Stated exercise: Take the data that follows and retype it word for word.
--- START Data to use ---
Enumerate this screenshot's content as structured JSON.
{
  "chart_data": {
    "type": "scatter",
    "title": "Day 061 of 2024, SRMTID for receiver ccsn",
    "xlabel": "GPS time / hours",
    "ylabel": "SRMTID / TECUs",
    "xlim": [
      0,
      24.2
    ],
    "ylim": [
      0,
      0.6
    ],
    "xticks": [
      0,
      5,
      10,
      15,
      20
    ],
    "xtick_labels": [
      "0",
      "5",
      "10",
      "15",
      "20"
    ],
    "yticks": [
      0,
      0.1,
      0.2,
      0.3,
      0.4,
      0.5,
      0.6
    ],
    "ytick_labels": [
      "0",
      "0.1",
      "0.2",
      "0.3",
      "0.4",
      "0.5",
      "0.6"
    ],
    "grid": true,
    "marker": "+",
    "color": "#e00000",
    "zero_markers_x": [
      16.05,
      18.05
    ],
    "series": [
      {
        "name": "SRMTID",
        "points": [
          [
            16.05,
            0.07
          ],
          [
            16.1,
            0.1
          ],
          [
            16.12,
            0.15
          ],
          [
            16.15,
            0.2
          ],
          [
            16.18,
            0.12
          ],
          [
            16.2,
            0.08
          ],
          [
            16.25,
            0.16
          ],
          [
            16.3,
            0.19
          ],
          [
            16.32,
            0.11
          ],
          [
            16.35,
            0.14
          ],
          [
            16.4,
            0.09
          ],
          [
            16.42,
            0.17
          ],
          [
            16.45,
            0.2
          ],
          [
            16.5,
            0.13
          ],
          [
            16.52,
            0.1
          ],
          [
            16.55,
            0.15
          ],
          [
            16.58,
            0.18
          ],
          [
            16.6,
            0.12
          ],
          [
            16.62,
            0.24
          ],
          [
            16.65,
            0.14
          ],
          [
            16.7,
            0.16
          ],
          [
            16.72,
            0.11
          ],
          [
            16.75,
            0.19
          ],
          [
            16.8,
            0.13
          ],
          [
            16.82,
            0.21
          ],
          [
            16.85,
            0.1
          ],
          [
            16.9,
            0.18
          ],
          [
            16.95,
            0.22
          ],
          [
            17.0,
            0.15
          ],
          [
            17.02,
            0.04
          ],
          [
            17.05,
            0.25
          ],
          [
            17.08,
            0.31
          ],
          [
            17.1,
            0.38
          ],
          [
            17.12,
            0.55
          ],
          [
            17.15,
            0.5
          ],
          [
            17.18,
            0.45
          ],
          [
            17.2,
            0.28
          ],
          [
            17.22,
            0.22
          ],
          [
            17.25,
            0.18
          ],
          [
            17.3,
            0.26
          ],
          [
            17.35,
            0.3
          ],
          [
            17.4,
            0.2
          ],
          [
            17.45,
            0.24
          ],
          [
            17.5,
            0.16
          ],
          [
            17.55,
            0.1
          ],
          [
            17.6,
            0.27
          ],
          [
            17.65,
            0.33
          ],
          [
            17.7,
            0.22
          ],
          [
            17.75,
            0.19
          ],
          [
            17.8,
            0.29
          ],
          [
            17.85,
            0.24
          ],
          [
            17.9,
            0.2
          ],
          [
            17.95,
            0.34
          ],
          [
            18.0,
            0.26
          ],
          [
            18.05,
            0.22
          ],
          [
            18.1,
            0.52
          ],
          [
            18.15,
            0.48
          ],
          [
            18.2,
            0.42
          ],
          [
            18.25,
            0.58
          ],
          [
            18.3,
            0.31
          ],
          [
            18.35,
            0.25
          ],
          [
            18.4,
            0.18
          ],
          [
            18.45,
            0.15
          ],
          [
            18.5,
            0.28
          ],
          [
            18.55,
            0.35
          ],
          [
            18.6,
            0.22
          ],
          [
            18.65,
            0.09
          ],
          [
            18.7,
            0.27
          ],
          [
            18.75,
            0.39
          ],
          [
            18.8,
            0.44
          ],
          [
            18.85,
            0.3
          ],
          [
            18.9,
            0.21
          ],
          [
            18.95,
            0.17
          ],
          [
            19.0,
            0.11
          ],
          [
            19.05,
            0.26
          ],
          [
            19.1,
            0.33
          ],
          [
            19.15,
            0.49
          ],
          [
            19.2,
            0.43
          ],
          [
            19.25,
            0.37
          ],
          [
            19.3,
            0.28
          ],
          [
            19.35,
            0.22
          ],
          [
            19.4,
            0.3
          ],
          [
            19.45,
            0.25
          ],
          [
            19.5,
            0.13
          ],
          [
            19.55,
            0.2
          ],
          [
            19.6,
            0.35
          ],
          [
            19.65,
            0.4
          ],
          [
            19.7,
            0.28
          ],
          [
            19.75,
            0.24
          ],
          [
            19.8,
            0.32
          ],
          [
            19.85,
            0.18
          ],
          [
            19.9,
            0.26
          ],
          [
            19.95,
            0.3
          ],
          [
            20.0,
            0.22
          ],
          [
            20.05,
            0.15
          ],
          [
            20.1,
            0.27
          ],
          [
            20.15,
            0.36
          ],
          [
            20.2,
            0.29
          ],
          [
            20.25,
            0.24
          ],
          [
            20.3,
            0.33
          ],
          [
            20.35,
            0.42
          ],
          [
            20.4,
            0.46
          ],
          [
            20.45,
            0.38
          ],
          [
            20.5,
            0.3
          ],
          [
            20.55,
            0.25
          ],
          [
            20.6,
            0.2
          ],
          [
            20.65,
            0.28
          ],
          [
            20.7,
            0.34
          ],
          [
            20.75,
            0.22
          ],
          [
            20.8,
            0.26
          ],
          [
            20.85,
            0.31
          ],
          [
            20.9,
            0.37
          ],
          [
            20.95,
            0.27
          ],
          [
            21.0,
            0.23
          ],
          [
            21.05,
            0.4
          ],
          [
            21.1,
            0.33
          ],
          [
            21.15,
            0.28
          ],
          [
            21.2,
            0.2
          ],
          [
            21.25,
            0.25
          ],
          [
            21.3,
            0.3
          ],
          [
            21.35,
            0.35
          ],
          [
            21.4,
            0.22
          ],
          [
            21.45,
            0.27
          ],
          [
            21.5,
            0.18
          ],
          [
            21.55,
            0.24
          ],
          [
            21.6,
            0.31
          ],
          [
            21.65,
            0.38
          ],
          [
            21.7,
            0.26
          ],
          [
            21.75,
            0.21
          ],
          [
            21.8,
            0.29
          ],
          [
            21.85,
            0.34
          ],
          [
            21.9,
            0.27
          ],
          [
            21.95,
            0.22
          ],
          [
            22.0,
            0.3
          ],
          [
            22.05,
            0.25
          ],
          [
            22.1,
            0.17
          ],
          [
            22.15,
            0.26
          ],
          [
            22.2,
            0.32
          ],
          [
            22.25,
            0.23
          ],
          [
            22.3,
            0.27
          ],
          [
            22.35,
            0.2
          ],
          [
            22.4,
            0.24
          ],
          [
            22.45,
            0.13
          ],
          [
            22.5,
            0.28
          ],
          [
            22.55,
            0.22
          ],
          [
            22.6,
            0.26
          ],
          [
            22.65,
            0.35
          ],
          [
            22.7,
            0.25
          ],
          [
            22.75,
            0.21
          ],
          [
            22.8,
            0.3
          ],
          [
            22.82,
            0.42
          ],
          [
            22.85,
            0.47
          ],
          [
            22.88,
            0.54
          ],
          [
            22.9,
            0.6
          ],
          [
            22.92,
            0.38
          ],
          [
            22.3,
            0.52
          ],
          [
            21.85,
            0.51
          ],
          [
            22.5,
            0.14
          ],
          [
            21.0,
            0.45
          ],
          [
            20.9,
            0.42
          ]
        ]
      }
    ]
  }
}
--- END Data to use ---
Full response:
Enumerate this screenshot's content as structured JSON.
{
  "chart_data": {
    "type": "scatter",
    "title": "Day 061 of 2024, SRMTID for receiver ccsn",
    "xlabel": "GPS time / hours",
    "ylabel": "SRMTID / TECUs",
    "xlim": [
      0,
      24.2
    ],
    "ylim": [
      0,
      0.6
    ],
    "xticks": [
      0,
      5,
      10,
      15,
      20
    ],
    "xtick_labels": [
      "0",
      "5",
      "10",
      "15",
      "20"
    ],
    "yticks": [
      0,
      0.1,
      0.2,
      0.3,
      0.4,
      0.5,
      0.6
    ],
    "ytick_labels": [
      "0",
      "0.1",
      "0.2",
      "0.3",
      "0.4",
      "0.5",
      "0.6"
    ],
    "grid": true,
    "marker": "+",
    "color": "#e00000",
    "zero_markers_x": [
      16.05,
      18.05
    ],
    "series": [
      {
        "name": "SRMTID",
        "points": [
          [
            16.05,
            0.07
          ],
          [
            16.1,
            0.1
          ],
          [
            16.12,
            0.15
          ],
          [
            16.15,
            0.2
          ],
          [
            16.18,
            0.12
          ],
          [
            16.2,
            0.08
          ],
          [
            16.25,
            0.16
          ],
          [
            16.3,
            0.19
          ],
          [
            16.32,
            0.11
          ],
          [
            16.35,
            0.14
          ],
          [
            16.4,
            0.09
          ],
          [
            16.42,
            0.17
          ],
          [
            16.45,
            0.2
          ],
          [
            16.5,
            0.13
          ],
          [
            16.52,
            0.1
          ],
          [
            16.55,
            0.15
          ],
          [
            16.58,
            0.18
          ],
          [
            16.6,
            0.12
          ],
          [
            16.62,
            0.24
          ],
          [
            16.65,
            0.14
          ],
          [
            16.7,
            0.16
          ],
          [
            16.72,
            0.11
          ],
          [
            16.75,
            0.19
          ],
          [
            16.8,
            0.13
          ],
          [
            16.82,
            0.21
          ],
          [
            16.85,
            0.1
          ],
          [
            16.9,
            0.18
          ],
          [
            16.95,
            0.22
          ],
          [
            17.0,
            0.15
          ],
          [
            17.02,
            0.04
          ],
          [
            17.05,
            0.25
          ],
          [
            17.08,
            0.31
          ],
          [
            17.1,
            0.38
          ],
          [
            17.12,
            0.55
          ],
          [
            17.15,
            0.5
          ],
          [
            17.18,
            0.45
          ],
          [
            17.2,
            0.28
          ],
          [
            17.22,
            0.22
          ],
          [
            17.25,
            0.18
          ],
          [
            17.3,
            0.26
          ],
          [
            17.35,
            0.3
          ],
          [
            17.4,
            0.2
          ],
          [
            17.45,
            0.24
          ],
          [
            17.5,
            0.16
          ],
          [
            17.55,
            0.1
          ],
          [
            17.6,
            0.27
          ],
          [
            17.65,
            0.33
          ],
          [
            17.7,
            0.22
          ],
          [
            17.75,
            0.19
          ],
          [
            17.8,
            0.29
          ],
          [
            17.85,
            0.24
          ],
          [
            17.9,
            0.2
          ],
          [
            17.95,
            0.34
          ],
          [
            18.0,
            0.26
          ],
          [
            18.05,
            0.22
          ],
          [
            18.1,
            0.52
          ],
          [
            18.15,
            0.48
          ],
          [
            18.2,
            0.42
          ],
          [
            18.25,
            0.58
          ],
          [
            18.3,
            0.31
          ],
          [
            18.35,
            0.25
          ],
          [
            18.4,
            0.18
          ],
          [
            18.45,
            0.15
          ],
          [
            18.5,
            0.28
          ],
          [
            18.55,
            0.35
          ],
          [
            18.6,
            0.22
          ],
          [
            18.65,
            0.09
          ],
          [
            18.7,
            0.27
          ],
          [
            18.75,
            0.39
          ],
          [
            18.8,
            0.44
          ],
          [
            18.85,
            0.3
          ],
          [
            18.9,
            0.21
          ],
          [
            18.95,
            0.17
          ],
          [
            19.0,
            0.11
          ],
          [
            19.05,
            0.26
          ],
          [
            19.1,
            0.33
          ],
          [
            19.15,
            0.49
          ],
          [
            19.2,
            0.43
          ],
          [
            19.25,
            0.37
          ],
          [
            19.3,
            0.28
          ],
          [
            19.35,
            0.22
          ],
          [
            19.4,
            0.3
          ],
          [
            19.45,
            0.25
          ],
          [
            19.5,
            0.13
          ],
          [
            19.55,
            0.2
          ],
          [
            19.6,
            0.35
          ],
          [
            19.65,
            0.4
          ],
          [
            19.7,
            0.28
          ],
          [
            19.75,
            0.24
          ],
          [
            19.8,
            0.32
          ],
          [
            19.85,
            0.18
          ],
          [
            19.9,
            0.26
          ],
          [
            19.95,
            0.3
          ],
          [
            20.0,
            0.22
          ],
          [
            20.05,
            0.15
          ],
          [
            20.1,
            0.27
          ],
          [
            20.15,
            0.36
          ],
          [
            20.2,
            0.29
          ],
          [
            20.25,
            0.24
          ],
          [
            20.3,
            0.33
          ],
          [
            20.35,
            0.42
          ],
          [
            20.4,
            0.46
          ],
          [
            20.45,
            0.38
          ],
          [
            20.5,
            0.3
          ],
          [
            20.55,
            0.25
          ],
          [
            20.6,
            0.2
          ],
          [
            20.65,
            0.28
          ],
          [
            20.7,
            0.34
          ],
          [
            20.75,
            0.22
          ],
          [
            20.8,
            0.26
          ],
          [
            20.85,
            0.31
          ],
          [
            20.9,
            0.37
          ],
          [
            20.95,
            0.27
          ],
          [
            21.0,
            0.23
          ],
          [
            21.05,
            0.4
          ],
          [
            21.1,
            0.33
          ],
          [
            21.15,
            0.28
          ],
          [
            21.2,
            0.2
          ],
          [
            21.25,
            0.25
          ],
          [
            21.3,
            0.3
          ],
          [
            21.35,
            0.35
          ],
          [
            21.4,
            0.22
          ],
          [
            21.45,
            0.27
          ],
          [
            21.5,
            0.18
          ],
          [
            21.55,
            0.24
          ],
          [
            21.6,
            0.31
          ],
          [
            21.65,
            0.38
          ],
          [
            21.7,
            0.26
          ],
          [
            21.75,
            0.21
          ],
          [
            21.8,
            0.29
          ],
          [
            21.85,
            0.34
          ],
          [
            21.9,
            0.27
          ],
          [
            21.95,
            0.22
          ],
          [
            22.0,
            0.3
          ],
          [
            22.05,
            0.25
          ],
          [
            22.1,
            0.17
          ],
          [
            22.15,
            0.26
          ],
          [
            22.2,
            0.32
          ],
          [
            22.25,
            0.23
          ],
          [
            22.3,
            0.27
          ],
          [
            22.35,
            0.2
          ],
          [
            22.4,
            0.24
          ],
          [
            22.45,
            0.13
          ],
          [
            22.5,
            0.28
          ],
          [
            22.55,
            0.22
          ],
          [
            22.6,
            0.26
          ],
          [
            22.65,
            0.35
          ],
          [
            22.7,
            0.25
          ],
          [
            22.75,
            0.21
          ],
          [
            22.8,
            0.3
          ],
          [
            22.82,
            0.42
          ],
          [
            22.85,
            0.47
          ],
          [
            22.88,
            0.54
          ],
          [
            22.9,
            0.6
          ],
          [
            22.92,
            0.38
          ],
          [
            22.3,
            0.52
          ],
          [
            21.85,
            0.51
          ],
          [
            22.5,
            0.14
          ],
          [
            21.0,
            0.45
          ],
          [
            20.9,
            0.42
          ]
        ]
      }
    ]
  }
}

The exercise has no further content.